* WORK TO BE COMPLETED: Records follow. Pull out every line that contains "description".
══════
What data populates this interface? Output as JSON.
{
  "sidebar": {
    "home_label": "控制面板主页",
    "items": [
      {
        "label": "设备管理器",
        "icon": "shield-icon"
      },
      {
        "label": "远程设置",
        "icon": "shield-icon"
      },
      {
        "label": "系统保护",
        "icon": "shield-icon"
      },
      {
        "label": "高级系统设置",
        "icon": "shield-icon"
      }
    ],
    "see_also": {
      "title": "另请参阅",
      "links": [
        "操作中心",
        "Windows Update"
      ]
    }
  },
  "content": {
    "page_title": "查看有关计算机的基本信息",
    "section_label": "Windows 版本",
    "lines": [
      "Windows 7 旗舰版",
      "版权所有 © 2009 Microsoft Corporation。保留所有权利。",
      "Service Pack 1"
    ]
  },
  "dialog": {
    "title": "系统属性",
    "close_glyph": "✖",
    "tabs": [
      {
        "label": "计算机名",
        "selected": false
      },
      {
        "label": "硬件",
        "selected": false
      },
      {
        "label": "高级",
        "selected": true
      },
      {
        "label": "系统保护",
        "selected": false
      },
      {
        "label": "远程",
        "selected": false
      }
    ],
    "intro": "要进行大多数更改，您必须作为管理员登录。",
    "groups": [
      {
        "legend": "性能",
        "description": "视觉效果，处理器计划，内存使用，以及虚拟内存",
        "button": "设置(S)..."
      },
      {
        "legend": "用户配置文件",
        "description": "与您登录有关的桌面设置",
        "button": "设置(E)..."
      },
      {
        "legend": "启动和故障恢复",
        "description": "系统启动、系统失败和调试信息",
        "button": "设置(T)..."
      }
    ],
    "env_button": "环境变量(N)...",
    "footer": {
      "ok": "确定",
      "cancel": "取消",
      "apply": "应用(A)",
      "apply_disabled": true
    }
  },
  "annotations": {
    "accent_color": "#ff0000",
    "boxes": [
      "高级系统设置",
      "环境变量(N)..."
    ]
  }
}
══════
* EXERCISE RESPONSE:
        "description": "视觉效果，处理器计划，内存使用，以及虚拟内存",
        "description": "与您登录有关的桌面设置",
        "description": "系统启动、系统失败和调试信息",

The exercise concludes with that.